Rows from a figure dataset

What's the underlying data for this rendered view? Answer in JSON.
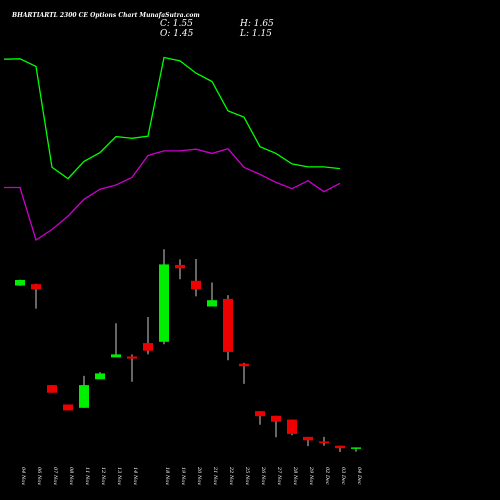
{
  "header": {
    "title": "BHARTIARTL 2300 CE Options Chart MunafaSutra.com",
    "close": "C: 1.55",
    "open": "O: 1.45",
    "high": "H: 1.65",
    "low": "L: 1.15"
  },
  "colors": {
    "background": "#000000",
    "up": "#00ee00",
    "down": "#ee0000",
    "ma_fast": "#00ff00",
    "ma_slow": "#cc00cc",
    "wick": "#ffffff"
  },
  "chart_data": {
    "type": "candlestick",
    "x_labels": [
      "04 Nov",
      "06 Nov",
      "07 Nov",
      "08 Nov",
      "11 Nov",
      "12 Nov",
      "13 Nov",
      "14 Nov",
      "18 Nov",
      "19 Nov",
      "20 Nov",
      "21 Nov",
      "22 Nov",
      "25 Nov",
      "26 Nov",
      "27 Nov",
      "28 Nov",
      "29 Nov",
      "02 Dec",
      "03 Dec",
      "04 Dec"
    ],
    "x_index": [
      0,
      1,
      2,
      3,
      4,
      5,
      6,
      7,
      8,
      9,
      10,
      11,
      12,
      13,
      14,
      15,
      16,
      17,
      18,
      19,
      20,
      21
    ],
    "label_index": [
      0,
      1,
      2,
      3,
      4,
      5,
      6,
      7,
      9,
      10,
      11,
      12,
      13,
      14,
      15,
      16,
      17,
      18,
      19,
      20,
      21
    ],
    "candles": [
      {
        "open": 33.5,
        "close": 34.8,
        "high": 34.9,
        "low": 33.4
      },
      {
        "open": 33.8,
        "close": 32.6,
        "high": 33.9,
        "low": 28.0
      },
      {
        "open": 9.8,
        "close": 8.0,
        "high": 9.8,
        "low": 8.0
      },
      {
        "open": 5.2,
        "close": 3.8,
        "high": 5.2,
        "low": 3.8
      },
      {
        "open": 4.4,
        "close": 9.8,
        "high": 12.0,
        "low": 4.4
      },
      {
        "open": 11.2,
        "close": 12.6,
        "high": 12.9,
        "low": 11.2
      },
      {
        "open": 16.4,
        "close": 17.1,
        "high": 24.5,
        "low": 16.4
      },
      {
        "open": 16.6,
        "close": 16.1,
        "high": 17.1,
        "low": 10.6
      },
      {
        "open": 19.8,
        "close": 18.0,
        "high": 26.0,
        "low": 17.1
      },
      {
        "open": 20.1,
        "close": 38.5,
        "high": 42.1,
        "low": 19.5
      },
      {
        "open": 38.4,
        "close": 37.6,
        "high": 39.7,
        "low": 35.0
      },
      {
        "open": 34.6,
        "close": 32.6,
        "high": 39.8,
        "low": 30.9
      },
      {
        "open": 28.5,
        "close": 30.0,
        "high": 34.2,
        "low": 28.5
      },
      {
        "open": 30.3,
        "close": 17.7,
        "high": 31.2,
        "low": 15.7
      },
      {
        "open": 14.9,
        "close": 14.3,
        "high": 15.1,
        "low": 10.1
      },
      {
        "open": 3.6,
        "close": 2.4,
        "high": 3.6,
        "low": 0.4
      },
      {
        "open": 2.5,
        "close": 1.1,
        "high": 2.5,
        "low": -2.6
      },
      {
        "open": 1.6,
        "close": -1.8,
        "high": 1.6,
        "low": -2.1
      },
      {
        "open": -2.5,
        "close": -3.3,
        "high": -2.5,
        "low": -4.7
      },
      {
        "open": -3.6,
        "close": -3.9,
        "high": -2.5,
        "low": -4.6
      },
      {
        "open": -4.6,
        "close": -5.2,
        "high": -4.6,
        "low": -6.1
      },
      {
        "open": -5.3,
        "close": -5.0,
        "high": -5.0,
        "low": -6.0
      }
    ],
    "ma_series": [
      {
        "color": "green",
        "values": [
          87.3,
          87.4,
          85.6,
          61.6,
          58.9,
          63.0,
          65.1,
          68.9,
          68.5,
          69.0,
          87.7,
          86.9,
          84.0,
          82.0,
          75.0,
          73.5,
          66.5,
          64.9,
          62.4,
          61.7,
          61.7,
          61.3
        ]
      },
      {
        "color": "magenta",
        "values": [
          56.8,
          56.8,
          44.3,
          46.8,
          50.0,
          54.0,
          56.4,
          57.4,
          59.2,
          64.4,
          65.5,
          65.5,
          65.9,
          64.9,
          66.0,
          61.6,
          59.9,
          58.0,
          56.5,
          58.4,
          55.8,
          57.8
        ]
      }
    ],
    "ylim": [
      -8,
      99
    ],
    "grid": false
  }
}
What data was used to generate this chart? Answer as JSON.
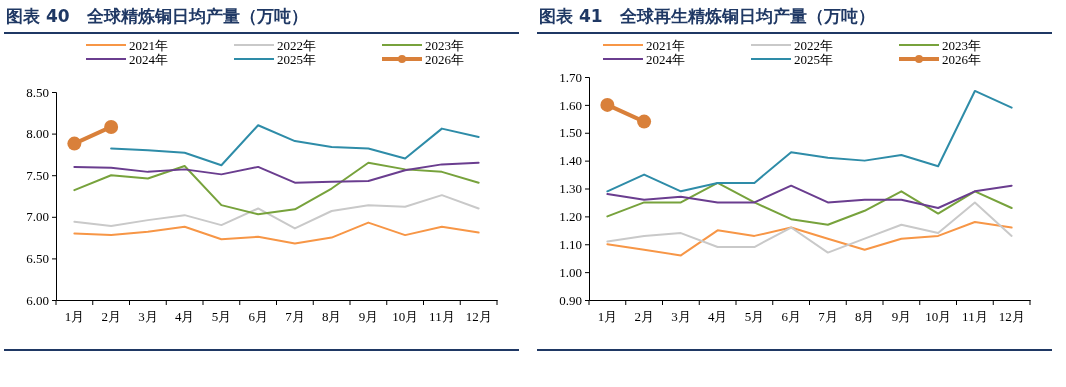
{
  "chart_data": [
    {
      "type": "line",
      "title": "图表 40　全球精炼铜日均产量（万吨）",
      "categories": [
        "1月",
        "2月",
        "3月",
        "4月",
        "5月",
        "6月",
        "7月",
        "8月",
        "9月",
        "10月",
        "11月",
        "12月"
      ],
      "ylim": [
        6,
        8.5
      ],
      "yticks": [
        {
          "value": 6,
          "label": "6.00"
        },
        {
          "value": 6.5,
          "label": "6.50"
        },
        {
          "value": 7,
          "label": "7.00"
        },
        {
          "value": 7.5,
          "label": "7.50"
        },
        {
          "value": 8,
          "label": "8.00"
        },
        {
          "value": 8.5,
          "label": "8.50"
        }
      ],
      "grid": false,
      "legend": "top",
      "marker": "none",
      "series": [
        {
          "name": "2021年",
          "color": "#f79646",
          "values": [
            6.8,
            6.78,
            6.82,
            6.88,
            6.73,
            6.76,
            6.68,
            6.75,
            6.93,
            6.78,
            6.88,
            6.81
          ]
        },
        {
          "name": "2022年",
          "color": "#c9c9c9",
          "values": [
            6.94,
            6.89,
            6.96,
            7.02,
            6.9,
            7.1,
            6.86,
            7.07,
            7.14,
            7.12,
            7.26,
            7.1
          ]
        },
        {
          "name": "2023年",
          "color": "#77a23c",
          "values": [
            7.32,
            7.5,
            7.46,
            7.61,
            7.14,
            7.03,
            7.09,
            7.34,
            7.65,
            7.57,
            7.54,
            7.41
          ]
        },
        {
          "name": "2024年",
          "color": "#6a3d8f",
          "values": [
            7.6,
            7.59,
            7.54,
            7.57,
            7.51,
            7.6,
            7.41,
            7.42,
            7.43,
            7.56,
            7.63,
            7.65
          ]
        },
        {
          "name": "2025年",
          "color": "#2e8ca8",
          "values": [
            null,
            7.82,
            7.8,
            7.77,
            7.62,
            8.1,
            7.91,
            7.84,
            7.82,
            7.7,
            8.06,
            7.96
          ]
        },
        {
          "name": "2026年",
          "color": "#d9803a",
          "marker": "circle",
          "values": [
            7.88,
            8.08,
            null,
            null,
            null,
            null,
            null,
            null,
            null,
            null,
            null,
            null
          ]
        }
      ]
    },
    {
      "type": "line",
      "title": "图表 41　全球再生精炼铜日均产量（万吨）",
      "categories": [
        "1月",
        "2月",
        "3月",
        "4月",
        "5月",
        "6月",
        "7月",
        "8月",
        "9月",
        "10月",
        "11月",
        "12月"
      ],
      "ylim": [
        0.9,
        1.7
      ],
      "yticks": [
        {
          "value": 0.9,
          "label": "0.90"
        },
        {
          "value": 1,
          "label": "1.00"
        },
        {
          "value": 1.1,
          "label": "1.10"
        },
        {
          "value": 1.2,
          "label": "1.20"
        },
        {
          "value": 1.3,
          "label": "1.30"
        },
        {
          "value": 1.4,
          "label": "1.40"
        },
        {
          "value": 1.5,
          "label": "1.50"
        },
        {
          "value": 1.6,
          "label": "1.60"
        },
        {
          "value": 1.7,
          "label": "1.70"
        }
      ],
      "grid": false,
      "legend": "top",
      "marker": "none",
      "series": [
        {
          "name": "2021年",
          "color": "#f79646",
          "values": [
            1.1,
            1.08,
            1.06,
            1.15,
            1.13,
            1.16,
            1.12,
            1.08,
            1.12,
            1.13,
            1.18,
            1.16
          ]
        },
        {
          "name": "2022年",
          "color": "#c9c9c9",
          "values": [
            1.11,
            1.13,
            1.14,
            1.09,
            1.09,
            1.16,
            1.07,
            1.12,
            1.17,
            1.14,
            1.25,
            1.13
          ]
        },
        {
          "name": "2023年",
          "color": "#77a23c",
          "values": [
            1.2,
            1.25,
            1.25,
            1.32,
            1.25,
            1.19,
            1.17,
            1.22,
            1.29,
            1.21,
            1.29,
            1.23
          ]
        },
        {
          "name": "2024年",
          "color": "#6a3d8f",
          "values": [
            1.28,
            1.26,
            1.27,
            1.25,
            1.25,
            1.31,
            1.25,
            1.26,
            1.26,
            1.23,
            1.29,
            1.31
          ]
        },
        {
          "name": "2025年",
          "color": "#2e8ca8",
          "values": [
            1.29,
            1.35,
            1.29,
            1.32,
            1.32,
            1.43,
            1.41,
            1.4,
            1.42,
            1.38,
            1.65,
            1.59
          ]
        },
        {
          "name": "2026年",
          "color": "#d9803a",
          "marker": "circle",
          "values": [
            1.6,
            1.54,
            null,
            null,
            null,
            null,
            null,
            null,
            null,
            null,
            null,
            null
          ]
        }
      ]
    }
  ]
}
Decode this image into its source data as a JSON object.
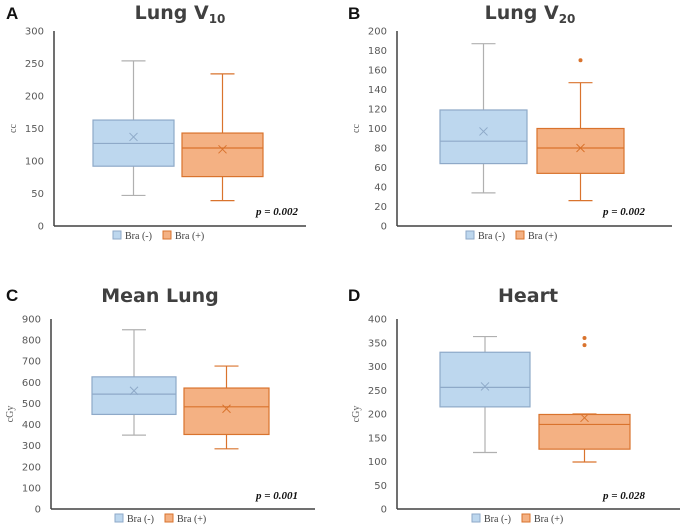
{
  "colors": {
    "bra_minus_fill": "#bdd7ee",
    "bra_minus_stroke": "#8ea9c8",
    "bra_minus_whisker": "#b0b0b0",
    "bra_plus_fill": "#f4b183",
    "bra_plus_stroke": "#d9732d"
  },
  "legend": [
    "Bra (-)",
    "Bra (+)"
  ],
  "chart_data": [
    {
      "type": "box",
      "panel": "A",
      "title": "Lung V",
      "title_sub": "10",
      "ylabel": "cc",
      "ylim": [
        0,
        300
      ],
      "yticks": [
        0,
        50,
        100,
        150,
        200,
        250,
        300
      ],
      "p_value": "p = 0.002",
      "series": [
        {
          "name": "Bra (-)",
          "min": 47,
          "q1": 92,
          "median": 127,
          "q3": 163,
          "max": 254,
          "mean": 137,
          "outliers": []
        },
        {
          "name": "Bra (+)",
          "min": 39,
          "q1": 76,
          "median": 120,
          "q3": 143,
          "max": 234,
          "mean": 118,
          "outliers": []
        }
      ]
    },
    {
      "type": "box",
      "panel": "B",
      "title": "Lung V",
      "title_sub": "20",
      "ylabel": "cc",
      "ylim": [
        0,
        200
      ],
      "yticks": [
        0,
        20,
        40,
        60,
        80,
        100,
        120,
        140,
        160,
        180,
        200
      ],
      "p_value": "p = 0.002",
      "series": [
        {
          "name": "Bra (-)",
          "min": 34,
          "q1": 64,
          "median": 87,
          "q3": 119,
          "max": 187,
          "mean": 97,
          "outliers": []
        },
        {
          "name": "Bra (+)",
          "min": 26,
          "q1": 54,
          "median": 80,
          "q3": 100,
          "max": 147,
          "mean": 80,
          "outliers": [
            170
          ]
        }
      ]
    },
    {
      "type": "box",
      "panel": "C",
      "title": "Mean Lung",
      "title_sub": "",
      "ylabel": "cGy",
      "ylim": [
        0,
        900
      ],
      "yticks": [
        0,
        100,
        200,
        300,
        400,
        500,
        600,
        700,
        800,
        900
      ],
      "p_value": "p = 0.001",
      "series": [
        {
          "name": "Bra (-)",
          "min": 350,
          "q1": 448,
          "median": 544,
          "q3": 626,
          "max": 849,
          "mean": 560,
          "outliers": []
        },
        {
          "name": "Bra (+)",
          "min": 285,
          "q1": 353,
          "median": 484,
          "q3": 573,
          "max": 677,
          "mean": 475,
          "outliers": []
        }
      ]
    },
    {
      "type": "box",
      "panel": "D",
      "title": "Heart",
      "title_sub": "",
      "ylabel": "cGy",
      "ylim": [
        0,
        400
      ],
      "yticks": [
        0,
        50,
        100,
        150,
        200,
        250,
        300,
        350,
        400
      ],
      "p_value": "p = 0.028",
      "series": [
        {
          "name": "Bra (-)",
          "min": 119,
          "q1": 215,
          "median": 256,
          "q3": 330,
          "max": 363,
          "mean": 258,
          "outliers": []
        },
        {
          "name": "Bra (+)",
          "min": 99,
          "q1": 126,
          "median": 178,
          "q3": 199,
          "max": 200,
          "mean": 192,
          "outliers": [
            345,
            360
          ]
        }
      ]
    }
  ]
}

Written request
Point out every line holding the string "JSON" and copy it.

Right answer
What's the underlying data for this rendered view? Answer in JSON.
What data was used to generate this chart? Answer as JSON.
Decode this image into its source data as a JSON object.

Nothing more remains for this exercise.